▸ EXERCISE AIM:
Your job is to retype all of the data word for word, leaving every image out.

▸ EXERCISE INPUTS:

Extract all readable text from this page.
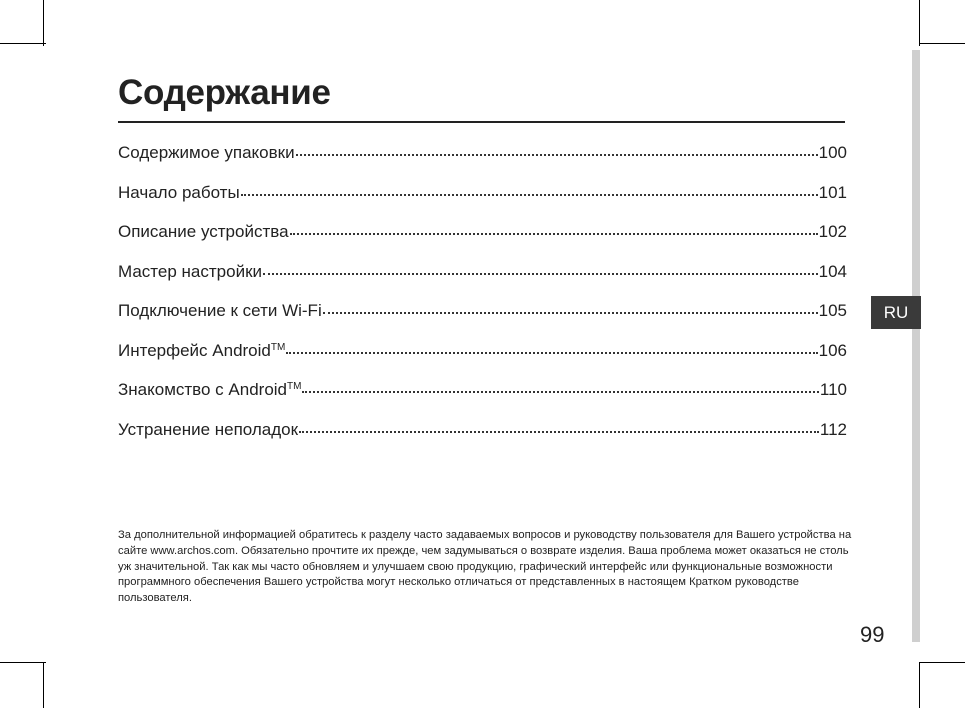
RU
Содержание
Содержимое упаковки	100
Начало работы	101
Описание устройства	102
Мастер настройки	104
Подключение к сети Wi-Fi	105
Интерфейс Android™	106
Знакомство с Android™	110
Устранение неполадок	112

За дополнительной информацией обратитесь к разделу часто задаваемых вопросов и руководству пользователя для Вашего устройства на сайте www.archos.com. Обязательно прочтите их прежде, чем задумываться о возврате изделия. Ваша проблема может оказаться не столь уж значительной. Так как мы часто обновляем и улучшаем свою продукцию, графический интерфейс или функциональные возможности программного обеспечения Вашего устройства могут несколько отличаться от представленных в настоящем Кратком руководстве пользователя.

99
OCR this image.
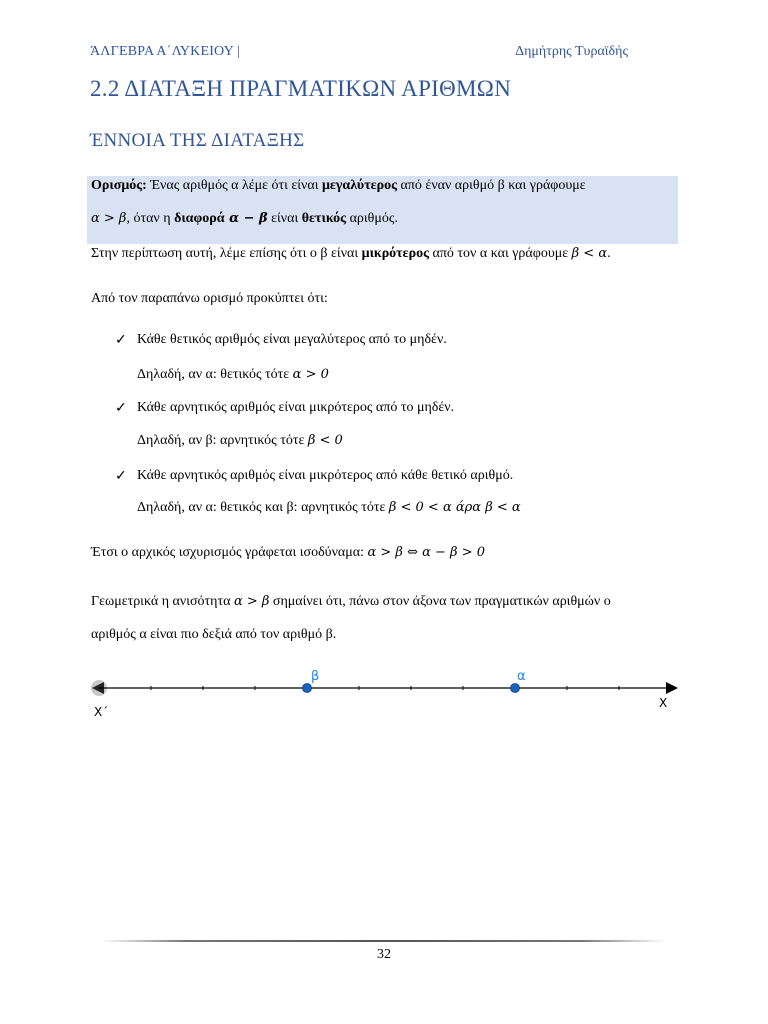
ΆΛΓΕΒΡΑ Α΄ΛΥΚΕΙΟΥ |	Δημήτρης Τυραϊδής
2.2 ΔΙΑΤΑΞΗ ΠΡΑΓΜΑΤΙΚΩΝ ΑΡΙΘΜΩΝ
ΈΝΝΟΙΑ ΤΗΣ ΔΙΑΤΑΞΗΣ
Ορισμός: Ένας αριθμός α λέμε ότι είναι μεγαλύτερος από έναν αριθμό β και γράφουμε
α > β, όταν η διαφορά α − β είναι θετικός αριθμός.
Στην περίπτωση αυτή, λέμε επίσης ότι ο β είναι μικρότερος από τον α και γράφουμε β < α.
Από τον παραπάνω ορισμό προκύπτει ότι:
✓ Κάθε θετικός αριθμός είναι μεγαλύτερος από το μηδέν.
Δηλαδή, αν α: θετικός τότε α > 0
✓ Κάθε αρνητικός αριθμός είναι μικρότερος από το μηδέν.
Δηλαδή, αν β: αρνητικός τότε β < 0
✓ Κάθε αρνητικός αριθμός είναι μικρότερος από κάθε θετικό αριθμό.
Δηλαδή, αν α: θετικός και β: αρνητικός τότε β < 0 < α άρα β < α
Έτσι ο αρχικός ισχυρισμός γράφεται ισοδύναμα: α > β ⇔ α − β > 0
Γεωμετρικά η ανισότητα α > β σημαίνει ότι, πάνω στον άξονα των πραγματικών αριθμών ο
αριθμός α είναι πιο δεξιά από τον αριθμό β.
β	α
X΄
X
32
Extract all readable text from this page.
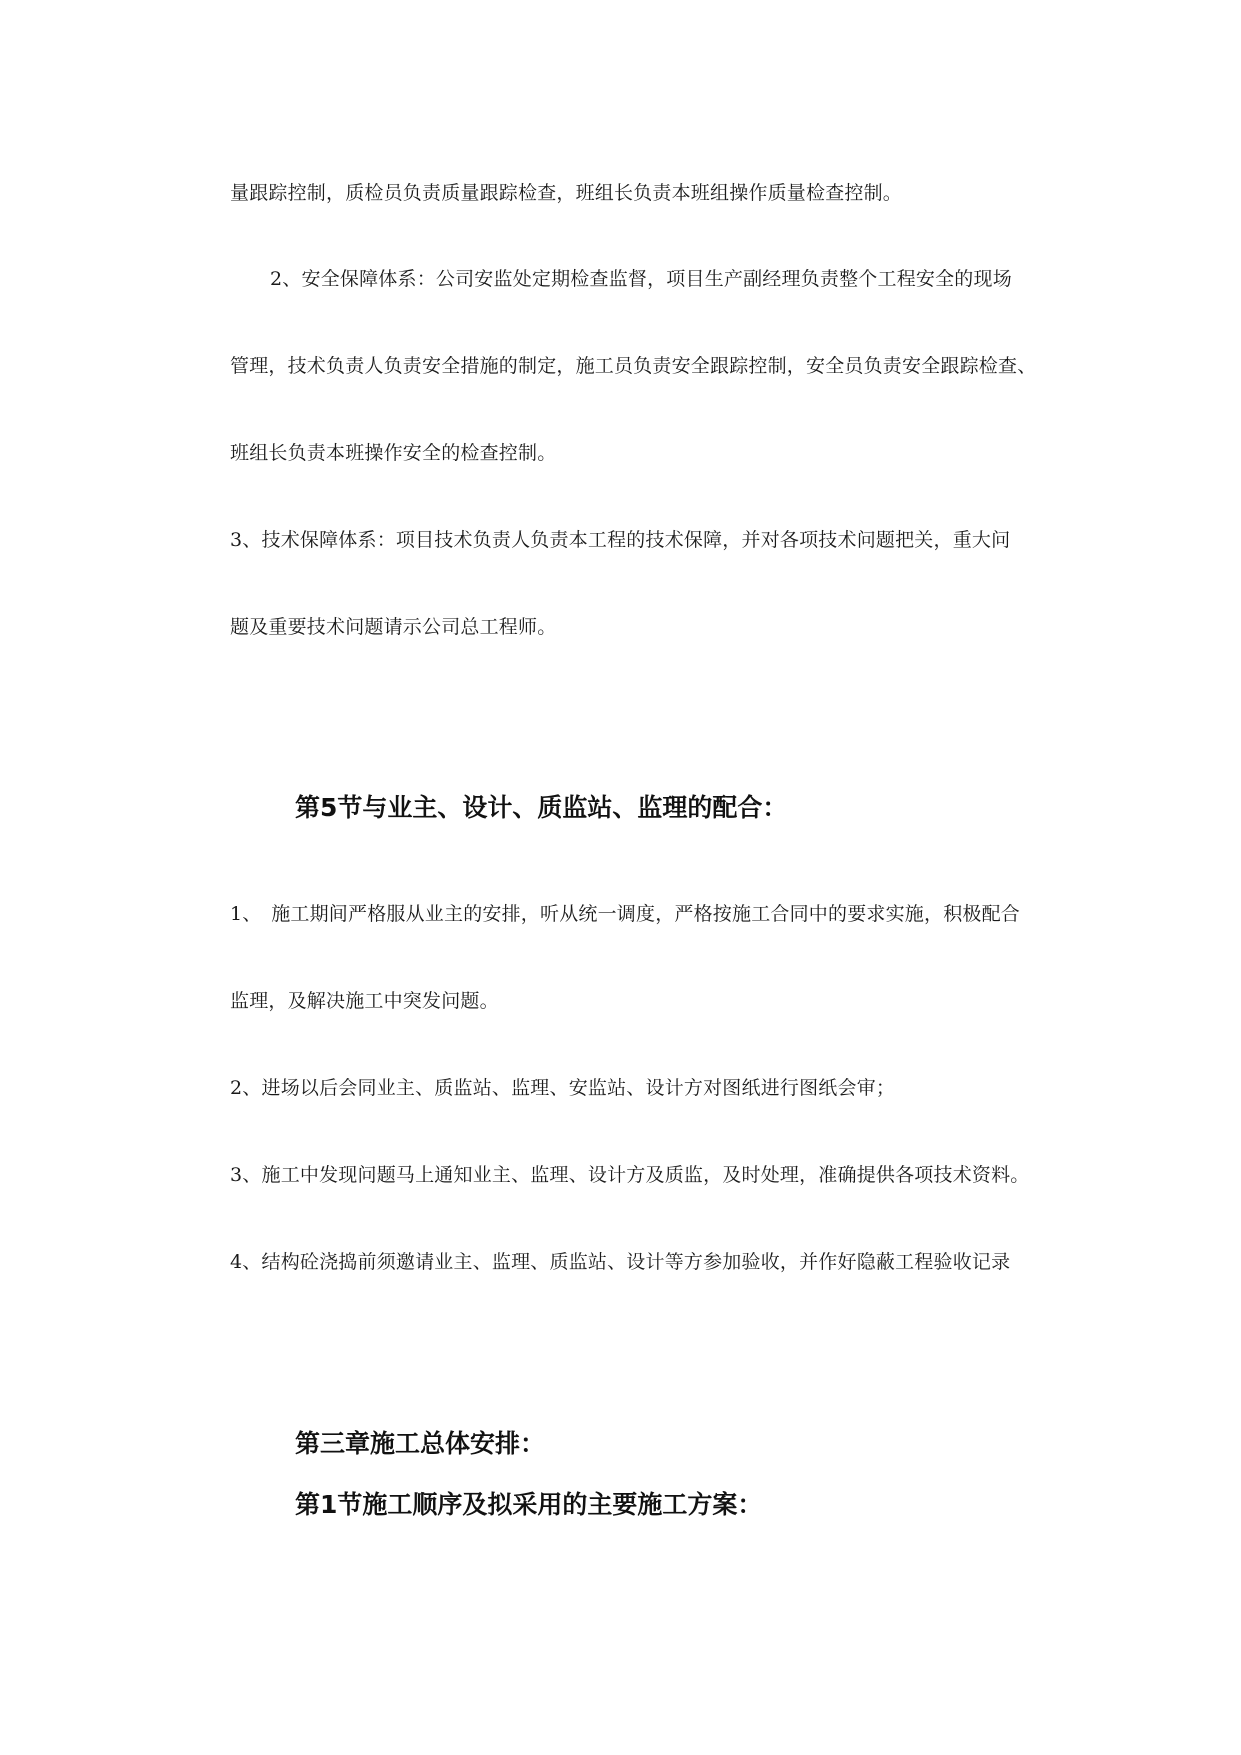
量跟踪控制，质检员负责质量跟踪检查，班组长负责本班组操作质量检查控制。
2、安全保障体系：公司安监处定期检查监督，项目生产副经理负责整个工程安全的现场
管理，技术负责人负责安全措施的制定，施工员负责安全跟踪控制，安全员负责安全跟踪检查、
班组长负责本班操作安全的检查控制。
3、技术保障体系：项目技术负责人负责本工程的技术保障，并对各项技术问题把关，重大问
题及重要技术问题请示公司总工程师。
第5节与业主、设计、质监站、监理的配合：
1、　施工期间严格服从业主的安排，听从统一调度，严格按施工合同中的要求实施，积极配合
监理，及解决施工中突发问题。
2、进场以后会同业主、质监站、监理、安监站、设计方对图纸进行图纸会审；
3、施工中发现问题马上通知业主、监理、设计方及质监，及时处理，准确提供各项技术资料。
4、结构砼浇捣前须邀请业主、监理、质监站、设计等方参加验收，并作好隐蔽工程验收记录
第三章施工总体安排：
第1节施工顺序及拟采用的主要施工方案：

▸ WRITTEN RESPONSE:
Extract all readable text from this page.
RU
Содержание
Содержимое упаковки	100
Начало работы	101
Описание устройства	102
Мастер настройки	104
Подключение к сети Wi-Fi	105
Интерфейс Android™	106
Знакомство с Android™	110
Устранение неполадок	112

За дополнительной информацией обратитесь к разделу часто задаваемых вопросов и руководству пользователя для Вашего устройства на сайте www.archos.com. Обязательно прочтите их прежде, чем задумываться о возврате изделия. Ваша проблема может оказаться не столь уж значительной. Так как мы часто обновляем и улучшаем свою продукцию, графический интерфейс или функциональные возможности программного обеспечения Вашего устройства могут несколько отличаться от представленных в настоящем Кратком руководстве пользователя.

99
OCR this image.
ΆΛΓΕΒΡΑ Α΄ΛΥΚΕΙΟΥ |	Δημήτρης Τυραϊδής
2.2 ΔΙΑΤΑΞΗ ΠΡΑΓΜΑΤΙΚΩΝ ΑΡΙΘΜΩΝ
ΈΝΝΟΙΑ ΤΗΣ ΔΙΑΤΑΞΗΣ
Ορισμός: Ένας αριθμός α λέμε ότι είναι μεγαλύτερος από έναν αριθμό β και γράφουμε
α > β, όταν η διαφορά α − β είναι θετικός αριθμός.
Στην περίπτωση αυτή, λέμε επίσης ότι ο β είναι μικρότερος από τον α και γράφουμε β < α.
Από τον παραπάνω ορισμό προκύπτει ότι:
✓ Κάθε θετικός αριθμός είναι μεγαλύτερος από το μηδέν.
Δηλαδή, αν α: θετικός τότε α > 0
✓ Κάθε αρνητικός αριθμός είναι μικρότερος από το μηδέν.
Δηλαδή, αν β: αρνητικός τότε β < 0
✓ Κάθε αρνητικός αριθμός είναι μικρότερος από κάθε θετικό αριθμό.
Δηλαδή, αν α: θετικός και β: αρνητικός τότε β < 0 < α άρα β < α
Έτσι ο αρχικός ισχυρισμός γράφεται ισοδύναμα: α > β ⇔ α − β > 0
Γεωμετρικά η ανισότητα α > β σημαίνει ότι, πάνω στον άξονα των πραγματικών αριθμών ο
αριθμός α είναι πιο δεξιά από τον αριθμό β.
β	α
X΄
X
32
Extract all readable text from this page.
量跟踪控制，质检员负责质量跟踪检查，班组长负责本班组操作质量检查控制。
2、安全保障体系：公司安监处定期检查监督，项目生产副经理负责整个工程安全的现场
管理，技术负责人负责安全措施的制定，施工员负责安全跟踪控制，安全员负责安全跟踪检查、
班组长负责本班操作安全的检查控制。
3、技术保障体系：项目技术负责人负责本工程的技术保障，并对各项技术问题把关，重大问
题及重要技术问题请示公司总工程师。
第5节与业主、设计、质监站、监理的配合：
1、　施工期间严格服从业主的安排，听从统一调度，严格按施工合同中的要求实施，积极配合
监理，及解决施工中突发问题。
2、进场以后会同业主、质监站、监理、安监站、设计方对图纸进行图纸会审；
3、施工中发现问题马上通知业主、监理、设计方及质监，及时处理，准确提供各项技术资料。
4、结构砼浇捣前须邀请业主、监理、质监站、设计等方参加验收，并作好隐蔽工程验收记录
第三章施工总体安排：
第1节施工顺序及拟采用的主要施工方案：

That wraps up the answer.